From the entries below, gather every line containing the string "made".

— Begin —

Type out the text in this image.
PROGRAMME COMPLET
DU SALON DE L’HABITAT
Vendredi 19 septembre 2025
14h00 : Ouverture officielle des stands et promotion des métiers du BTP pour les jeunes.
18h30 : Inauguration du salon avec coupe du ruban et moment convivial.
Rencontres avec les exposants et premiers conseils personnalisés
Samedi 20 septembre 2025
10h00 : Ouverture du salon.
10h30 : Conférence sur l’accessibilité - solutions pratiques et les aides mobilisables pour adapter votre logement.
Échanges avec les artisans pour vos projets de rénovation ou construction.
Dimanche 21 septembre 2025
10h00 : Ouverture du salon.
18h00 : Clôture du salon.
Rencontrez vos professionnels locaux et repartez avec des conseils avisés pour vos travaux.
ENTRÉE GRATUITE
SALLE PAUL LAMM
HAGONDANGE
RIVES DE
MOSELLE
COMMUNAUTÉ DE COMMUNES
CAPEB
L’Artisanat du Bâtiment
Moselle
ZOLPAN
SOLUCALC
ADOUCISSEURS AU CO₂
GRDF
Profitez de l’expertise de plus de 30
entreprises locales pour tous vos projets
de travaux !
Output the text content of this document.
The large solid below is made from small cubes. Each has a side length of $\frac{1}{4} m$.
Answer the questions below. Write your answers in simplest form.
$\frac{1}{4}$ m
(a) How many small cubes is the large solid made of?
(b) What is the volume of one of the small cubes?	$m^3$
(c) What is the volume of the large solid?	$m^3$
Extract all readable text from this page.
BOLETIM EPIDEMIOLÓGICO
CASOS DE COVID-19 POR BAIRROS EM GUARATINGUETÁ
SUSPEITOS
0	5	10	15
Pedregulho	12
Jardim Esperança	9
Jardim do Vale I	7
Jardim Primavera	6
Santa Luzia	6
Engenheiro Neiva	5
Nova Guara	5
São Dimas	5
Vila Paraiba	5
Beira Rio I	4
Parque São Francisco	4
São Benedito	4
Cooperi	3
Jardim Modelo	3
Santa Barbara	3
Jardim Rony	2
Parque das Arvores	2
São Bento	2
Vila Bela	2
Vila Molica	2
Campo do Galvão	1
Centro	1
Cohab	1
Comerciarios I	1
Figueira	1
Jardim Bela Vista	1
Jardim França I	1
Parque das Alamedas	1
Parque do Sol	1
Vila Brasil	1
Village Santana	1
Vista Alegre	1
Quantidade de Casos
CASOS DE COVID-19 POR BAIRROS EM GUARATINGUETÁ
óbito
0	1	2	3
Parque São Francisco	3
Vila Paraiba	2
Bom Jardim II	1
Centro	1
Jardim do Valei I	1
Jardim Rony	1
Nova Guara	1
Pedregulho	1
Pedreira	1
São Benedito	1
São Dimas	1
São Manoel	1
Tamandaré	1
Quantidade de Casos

— End —

§ Result below:
The large solid below is made from small cubes. Each has a side length of $\frac{1}{4} m$.
(a) How many small cubes is the large solid made of?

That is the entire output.